Entries taken from a collection
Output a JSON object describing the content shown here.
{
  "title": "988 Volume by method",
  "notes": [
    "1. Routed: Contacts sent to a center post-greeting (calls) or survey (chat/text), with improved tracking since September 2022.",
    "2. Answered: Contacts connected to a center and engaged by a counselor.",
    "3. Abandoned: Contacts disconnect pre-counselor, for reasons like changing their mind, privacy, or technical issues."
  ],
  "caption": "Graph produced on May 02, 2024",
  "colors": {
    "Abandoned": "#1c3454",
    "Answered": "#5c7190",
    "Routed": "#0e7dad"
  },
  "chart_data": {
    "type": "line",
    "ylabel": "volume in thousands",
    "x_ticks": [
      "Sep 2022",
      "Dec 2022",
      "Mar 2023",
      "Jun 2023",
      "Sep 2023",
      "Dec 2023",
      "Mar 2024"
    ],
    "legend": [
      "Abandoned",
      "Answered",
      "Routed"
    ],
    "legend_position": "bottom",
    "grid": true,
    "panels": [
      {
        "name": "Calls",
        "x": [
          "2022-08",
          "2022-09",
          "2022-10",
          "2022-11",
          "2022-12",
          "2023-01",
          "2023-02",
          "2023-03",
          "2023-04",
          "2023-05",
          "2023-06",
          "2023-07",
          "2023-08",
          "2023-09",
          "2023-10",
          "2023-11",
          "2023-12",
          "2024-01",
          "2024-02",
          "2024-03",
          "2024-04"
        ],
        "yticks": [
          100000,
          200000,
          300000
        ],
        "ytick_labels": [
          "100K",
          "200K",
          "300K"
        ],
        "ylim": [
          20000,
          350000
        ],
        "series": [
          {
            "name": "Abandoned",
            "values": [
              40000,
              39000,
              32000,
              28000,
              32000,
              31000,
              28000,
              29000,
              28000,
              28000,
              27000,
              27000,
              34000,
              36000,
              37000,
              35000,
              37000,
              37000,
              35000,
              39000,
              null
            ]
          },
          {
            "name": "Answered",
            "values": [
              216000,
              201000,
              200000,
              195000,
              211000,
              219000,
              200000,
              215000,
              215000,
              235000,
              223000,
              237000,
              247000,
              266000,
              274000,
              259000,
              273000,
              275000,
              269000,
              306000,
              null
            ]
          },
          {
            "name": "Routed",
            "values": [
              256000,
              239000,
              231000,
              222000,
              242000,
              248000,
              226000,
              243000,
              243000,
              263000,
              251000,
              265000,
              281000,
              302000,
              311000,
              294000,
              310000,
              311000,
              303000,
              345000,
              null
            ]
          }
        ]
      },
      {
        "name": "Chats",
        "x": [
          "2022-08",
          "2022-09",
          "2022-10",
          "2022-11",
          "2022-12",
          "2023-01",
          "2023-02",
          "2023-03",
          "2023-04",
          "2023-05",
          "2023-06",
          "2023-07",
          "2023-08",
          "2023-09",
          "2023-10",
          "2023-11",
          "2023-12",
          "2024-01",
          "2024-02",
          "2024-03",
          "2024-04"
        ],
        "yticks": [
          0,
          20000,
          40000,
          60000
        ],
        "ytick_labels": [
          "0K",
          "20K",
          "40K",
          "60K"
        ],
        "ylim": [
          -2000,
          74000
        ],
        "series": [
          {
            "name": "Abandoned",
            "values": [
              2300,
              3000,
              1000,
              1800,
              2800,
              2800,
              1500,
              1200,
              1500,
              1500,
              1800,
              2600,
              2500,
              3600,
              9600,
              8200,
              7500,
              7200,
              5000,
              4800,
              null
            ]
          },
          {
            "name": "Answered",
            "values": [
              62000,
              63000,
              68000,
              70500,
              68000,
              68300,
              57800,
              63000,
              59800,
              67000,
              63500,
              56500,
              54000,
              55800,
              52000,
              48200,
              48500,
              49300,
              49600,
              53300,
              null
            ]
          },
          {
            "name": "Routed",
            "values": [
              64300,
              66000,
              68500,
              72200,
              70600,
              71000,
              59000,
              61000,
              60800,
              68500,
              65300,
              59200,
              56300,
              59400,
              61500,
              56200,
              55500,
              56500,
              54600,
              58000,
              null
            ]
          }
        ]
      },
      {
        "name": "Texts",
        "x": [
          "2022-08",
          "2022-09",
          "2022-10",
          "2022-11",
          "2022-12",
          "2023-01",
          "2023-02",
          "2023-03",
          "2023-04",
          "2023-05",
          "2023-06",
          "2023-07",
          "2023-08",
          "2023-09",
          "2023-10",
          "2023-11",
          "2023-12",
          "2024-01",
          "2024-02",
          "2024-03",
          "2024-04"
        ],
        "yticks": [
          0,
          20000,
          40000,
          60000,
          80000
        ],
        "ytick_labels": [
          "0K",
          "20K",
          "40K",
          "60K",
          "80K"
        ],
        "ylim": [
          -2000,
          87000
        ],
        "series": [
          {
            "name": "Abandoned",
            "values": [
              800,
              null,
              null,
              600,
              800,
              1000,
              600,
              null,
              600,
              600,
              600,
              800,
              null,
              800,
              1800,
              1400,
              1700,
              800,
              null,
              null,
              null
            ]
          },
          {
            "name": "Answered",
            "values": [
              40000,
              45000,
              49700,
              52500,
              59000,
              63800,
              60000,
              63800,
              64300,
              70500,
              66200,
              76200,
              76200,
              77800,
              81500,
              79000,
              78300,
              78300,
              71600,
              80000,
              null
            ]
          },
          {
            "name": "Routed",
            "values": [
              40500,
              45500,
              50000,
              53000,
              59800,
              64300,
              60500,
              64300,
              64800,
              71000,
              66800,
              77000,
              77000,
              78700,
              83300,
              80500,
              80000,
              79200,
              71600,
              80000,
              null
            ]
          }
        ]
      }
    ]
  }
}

▶ [Objective] Reproduce the material above without altering a single character.

▶ [Correct output]
Output a JSON object describing the content shown here.
{
  "title": "988 Volume by method",
  "notes": [
    "1. Routed: Contacts sent to a center post-greeting (calls) or survey (chat/text), with improved tracking since September 2022.",
    "2. Answered: Contacts connected to a center and engaged by a counselor.",
    "3. Abandoned: Contacts disconnect pre-counselor, for reasons like changing their mind, privacy, or technical issues."
  ],
  "caption": "Graph produced on May 02, 2024",
  "colors": {
    "Abandoned": "#1c3454",
    "Answered": "#5c7190",
    "Routed": "#0e7dad"
  },
  "chart_data": {
    "type": "line",
    "ylabel": "volume in thousands",
    "x_ticks": [
      "Sep 2022",
      "Dec 2022",
      "Mar 2023",
      "Jun 2023",
      "Sep 2023",
      "Dec 2023",
      "Mar 2024"
    ],
    "legend": [
      "Abandoned",
      "Answered",
      "Routed"
    ],
    "legend_position": "bottom",
    "grid": true,
    "panels": [
      {
        "name": "Calls",
        "x": [
          "2022-08",
          "2022-09",
          "2022-10",
          "2022-11",
          "2022-12",
          "2023-01",
          "2023-02",
          "2023-03",
          "2023-04",
          "2023-05",
          "2023-06",
          "2023-07",
          "2023-08",
          "2023-09",
          "2023-10",
          "2023-11",
          "2023-12",
          "2024-01",
          "2024-02",
          "2024-03",
          "2024-04"
        ],
        "yticks": [
          100000,
          200000,
          300000
        ],
        "ytick_labels": [
          "100K",
          "200K",
          "300K"
        ],
        "ylim": [
          20000,
          350000
        ],
        "series": [
          {
            "name": "Abandoned",
            "values": [
              40000,
              39000,
              32000,
              28000,
              32000,
              31000,
              28000,
              29000,
              28000,
              28000,
              27000,
              27000,
              34000,
              36000,
              37000,
              35000,
              37000,
              37000,
              35000,
              39000,
              null
            ]
          },
          {
            "name": "Answered",
            "values": [
              216000,
              201000,
              200000,
              195000,
              211000,
              219000,
              200000,
              215000,
              215000,
              235000,
              223000,
              237000,
              247000,
              266000,
              274000,
              259000,
              273000,
              275000,
              269000,
              306000,
              null
            ]
          },
          {
            "name": "Routed",
            "values": [
              256000,
              239000,
              231000,
              222000,
              242000,
              248000,
              226000,
              243000,
              243000,
              263000,
              251000,
              265000,
              281000,
              302000,
              311000,
              294000,
              310000,
              311000,
              303000,
              345000,
              null
            ]
          }
        ]
      },
      {
        "name": "Chats",
        "x": [
          "2022-08",
          "2022-09",
          "2022-10",
          "2022-11",
          "2022-12",
          "2023-01",
          "2023-02",
          "2023-03",
          "2023-04",
          "2023-05",
          "2023-06",
          "2023-07",
          "2023-08",
          "2023-09",
          "2023-10",
          "2023-11",
          "2023-12",
          "2024-01",
          "2024-02",
          "2024-03",
          "2024-04"
        ],
        "yticks": [
          0,
          20000,
          40000,
          60000
        ],
        "ytick_labels": [
          "0K",
          "20K",
          "40K",
          "60K"
        ],
        "ylim": [
          -2000,
          74000
        ],
        "series": [
          {
            "name": "Abandoned",
            "values": [
              2300,
              3000,
              1000,
              1800,
              2800,
              2800,
              1500,
              1200,
              1500,
              1500,
              1800,
              2600,
              2500,
              3600,
              9600,
              8200,
              7500,
              7200,
              5000,
              4800,
              null
            ]
          },
          {
            "name": "Answered",
            "values": [
              62000,
              63000,
              68000,
              70500,
              68000,
              68300,
              57800,
              63000,
              59800,
              67000,
              63500,
              56500,
              54000,
              55800,
              52000,
              48200,
              48500,
              49300,
              49600,
              53300,
              null
            ]
          },
          {
            "name": "Routed",
            "values": [
              64300,
              66000,
              68500,
              72200,
              70600,
              71000,
              59000,
              61000,
              60800,
              68500,
              65300,
              59200,
              56300,
              59400,
              61500,
              56200,
              55500,
              56500,
              54600,
              58000,
              null
            ]
          }
        ]
      },
      {
        "name": "Texts",
        "x": [
          "2022-08",
          "2022-09",
          "2022-10",
          "2022-11",
          "2022-12",
          "2023-01",
          "2023-02",
          "2023-03",
          "2023-04",
          "2023-05",
          "2023-06",
          "2023-07",
          "2023-08",
          "2023-09",
          "2023-10",
          "2023-11",
          "2023-12",
          "2024-01",
          "2024-02",
          "2024-03",
          "2024-04"
        ],
        "yticks": [
          0,
          20000,
          40000,
          60000,
          80000
        ],
        "ytick_labels": [
          "0K",
          "20K",
          "40K",
          "60K",
          "80K"
        ],
        "ylim": [
          -2000,
          87000
        ],
        "series": [
          {
            "name": "Abandoned",
            "values": [
              800,
              null,
              null,
              600,
              800,
              1000,
              600,
              null,
              600,
              600,
              600,
              800,
              null,
              800,
              1800,
              1400,
              1700,
              800,
              null,
              null,
              null
            ]
          },
          {
            "name": "Answered",
            "values": [
              40000,
              45000,
              49700,
              52500,
              59000,
              63800,
              60000,
              63800,
              64300,
              70500,
              66200,
              76200,
              76200,
              77800,
              81500,
              79000,
              78300,
              78300,
              71600,
              80000,
              null
            ]
          },
          {
            "name": "Routed",
            "values": [
              40500,
              45500,
              50000,
              53000,
              59800,
              64300,
              60500,
              64300,
              64800,
              71000,
              66800,
              77000,
              77000,
              78700,
              83300,
              80500,
              80000,
              79200,
              71600,
              80000,
              null
            ]
          }
        ]
      }
    ]
  }
}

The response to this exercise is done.